→ **INSTRUCTIONS TO FOLLOW**
Below are the entries; count the lines in them that contain the word "NULL" and give only the number.

Records excerpted from a collection:
-*-*-

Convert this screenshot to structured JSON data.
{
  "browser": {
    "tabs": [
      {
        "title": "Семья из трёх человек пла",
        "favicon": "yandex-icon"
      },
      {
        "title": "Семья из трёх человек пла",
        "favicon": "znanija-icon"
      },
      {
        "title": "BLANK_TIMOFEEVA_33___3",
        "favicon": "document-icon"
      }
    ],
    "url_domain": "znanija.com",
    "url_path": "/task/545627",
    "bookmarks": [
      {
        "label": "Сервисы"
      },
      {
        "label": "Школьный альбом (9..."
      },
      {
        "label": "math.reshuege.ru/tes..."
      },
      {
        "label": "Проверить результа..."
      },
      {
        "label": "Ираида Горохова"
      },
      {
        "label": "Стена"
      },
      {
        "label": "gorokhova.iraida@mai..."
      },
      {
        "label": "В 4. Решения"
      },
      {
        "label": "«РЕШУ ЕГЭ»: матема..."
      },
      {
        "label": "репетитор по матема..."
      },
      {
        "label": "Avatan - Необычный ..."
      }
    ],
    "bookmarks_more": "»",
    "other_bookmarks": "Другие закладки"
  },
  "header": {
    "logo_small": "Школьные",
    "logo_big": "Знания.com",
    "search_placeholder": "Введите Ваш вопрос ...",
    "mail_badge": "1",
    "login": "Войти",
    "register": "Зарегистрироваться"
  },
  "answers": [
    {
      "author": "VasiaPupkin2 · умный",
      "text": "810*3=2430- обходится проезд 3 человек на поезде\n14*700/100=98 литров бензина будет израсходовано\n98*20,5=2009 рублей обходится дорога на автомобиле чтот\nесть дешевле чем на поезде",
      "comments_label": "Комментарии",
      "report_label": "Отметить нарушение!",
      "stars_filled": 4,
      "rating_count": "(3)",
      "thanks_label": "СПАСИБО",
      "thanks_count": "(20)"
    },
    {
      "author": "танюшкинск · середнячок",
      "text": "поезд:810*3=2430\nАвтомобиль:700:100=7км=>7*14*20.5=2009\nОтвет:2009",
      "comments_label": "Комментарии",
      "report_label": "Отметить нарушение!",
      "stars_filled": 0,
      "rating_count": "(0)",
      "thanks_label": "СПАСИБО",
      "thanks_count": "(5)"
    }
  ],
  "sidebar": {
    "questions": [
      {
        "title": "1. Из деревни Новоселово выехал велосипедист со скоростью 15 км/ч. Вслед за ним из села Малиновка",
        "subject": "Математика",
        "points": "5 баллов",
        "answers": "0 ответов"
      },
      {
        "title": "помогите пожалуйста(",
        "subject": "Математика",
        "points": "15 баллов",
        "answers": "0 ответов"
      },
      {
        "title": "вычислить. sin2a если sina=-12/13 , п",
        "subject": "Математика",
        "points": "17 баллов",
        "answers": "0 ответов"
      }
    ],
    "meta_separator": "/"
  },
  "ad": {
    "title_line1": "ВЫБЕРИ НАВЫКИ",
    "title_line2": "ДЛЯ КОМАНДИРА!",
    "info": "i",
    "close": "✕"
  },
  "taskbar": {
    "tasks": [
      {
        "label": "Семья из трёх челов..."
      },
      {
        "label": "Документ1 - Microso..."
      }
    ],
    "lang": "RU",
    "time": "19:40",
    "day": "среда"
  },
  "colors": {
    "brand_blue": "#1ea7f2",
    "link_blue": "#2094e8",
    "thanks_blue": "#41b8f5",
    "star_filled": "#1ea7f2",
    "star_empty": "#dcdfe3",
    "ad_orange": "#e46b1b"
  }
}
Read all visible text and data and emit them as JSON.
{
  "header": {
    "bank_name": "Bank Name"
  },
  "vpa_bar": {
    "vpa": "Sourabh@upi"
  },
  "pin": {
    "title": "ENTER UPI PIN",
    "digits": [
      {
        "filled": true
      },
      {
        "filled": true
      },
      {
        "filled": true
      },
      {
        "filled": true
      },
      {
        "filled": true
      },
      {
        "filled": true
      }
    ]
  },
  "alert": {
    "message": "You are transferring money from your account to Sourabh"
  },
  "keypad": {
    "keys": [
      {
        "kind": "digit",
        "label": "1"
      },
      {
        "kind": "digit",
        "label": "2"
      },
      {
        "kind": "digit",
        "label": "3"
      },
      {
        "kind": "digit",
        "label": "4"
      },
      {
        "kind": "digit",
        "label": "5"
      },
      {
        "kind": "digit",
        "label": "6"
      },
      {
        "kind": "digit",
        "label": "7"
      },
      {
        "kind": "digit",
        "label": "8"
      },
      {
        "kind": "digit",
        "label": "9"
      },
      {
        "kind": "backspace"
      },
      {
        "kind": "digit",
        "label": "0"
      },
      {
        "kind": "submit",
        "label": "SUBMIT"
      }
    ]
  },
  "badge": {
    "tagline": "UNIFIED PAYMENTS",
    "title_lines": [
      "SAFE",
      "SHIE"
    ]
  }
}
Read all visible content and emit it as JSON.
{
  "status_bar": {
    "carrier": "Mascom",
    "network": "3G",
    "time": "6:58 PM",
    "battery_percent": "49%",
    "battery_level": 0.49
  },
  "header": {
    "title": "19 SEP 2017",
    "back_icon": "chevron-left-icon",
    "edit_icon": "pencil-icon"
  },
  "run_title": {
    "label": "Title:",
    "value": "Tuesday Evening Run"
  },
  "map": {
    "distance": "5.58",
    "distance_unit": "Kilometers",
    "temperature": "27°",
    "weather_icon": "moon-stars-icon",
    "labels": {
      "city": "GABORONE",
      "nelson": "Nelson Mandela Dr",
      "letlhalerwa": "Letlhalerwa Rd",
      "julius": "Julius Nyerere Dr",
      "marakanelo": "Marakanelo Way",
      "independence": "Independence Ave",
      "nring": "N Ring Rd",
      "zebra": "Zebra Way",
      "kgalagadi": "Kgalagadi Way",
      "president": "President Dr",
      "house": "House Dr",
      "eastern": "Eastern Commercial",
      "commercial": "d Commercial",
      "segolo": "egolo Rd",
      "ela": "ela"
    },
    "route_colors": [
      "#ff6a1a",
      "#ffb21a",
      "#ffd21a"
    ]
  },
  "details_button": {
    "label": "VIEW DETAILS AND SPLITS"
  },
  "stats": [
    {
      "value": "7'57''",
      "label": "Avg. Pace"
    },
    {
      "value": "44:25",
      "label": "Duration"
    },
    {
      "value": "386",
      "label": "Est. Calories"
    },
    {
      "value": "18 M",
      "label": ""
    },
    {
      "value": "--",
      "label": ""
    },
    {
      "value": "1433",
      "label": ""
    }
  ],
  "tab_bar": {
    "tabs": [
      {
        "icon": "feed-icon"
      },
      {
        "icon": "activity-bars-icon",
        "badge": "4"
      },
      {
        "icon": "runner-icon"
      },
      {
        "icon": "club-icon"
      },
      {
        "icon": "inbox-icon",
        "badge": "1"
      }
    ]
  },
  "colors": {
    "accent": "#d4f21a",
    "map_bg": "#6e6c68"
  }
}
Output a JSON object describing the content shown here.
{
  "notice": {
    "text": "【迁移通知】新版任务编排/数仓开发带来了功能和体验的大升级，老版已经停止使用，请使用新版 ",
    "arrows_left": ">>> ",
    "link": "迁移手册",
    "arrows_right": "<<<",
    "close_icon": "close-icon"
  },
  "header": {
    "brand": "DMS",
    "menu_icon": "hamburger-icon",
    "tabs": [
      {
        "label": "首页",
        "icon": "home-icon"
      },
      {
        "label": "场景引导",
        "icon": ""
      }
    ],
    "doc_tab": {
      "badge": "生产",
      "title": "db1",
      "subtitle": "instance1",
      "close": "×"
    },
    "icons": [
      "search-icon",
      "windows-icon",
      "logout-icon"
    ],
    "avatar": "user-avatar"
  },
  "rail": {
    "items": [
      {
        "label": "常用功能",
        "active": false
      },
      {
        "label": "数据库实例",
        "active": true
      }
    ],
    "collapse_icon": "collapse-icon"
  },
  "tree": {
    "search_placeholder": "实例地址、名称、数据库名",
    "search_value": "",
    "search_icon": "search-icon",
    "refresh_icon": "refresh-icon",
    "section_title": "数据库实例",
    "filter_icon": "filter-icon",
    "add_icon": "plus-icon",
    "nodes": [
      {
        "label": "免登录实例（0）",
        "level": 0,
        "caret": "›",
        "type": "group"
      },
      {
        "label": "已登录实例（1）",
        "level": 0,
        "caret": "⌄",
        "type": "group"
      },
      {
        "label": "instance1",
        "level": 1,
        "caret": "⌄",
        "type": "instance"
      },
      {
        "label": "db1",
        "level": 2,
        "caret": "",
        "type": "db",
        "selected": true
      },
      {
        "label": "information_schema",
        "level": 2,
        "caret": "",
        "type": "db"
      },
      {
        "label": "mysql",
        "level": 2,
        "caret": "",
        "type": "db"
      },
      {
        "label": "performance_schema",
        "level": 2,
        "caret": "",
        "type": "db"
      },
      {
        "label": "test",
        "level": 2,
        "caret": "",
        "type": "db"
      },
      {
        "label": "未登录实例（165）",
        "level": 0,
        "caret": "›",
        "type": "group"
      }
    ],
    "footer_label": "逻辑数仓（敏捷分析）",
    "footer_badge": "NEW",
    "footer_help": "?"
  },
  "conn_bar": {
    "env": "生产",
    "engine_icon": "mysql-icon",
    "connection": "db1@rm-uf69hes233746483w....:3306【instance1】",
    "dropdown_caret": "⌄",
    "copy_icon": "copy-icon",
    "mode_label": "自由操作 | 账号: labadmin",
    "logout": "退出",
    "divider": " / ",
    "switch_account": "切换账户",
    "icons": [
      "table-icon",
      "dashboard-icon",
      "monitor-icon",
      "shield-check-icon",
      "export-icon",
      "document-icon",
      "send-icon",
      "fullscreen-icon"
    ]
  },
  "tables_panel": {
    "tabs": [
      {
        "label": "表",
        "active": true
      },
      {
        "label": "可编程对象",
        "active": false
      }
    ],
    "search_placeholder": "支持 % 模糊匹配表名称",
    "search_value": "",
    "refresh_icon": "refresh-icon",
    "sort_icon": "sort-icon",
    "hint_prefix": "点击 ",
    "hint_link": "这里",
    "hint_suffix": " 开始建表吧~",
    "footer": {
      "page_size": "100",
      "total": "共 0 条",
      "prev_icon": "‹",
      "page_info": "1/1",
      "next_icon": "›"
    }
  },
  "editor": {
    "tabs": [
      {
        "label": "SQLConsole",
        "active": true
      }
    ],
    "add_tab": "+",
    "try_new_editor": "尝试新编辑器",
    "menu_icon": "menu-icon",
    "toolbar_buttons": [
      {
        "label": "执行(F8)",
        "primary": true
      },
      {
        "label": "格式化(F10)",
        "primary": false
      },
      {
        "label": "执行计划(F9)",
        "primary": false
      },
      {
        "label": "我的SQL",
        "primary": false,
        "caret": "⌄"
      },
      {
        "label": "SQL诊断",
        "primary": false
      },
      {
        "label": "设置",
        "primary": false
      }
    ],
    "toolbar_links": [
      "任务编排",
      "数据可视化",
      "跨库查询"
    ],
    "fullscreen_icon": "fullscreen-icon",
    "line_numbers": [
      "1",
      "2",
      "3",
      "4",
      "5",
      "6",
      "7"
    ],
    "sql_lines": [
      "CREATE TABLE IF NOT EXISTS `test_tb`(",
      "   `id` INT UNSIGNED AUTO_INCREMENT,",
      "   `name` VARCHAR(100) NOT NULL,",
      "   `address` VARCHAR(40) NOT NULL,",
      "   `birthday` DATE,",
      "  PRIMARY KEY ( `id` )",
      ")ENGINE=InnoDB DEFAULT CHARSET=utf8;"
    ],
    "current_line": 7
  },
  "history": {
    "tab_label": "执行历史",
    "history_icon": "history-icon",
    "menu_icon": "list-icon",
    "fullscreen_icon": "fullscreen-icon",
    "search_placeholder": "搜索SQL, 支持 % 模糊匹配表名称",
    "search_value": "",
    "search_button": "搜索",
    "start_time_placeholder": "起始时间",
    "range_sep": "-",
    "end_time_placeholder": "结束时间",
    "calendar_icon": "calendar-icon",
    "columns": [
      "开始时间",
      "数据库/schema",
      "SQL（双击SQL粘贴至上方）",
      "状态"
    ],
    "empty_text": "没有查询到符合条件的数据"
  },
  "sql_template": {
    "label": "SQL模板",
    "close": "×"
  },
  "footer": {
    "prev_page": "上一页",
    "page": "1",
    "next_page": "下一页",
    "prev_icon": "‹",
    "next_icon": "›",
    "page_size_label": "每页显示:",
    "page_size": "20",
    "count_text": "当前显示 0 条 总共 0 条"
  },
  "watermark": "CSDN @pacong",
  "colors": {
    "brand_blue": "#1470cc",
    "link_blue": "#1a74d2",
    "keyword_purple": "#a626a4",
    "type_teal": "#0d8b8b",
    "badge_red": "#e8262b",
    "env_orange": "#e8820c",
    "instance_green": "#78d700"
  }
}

-*-*-

→ **TASK RESULT**
2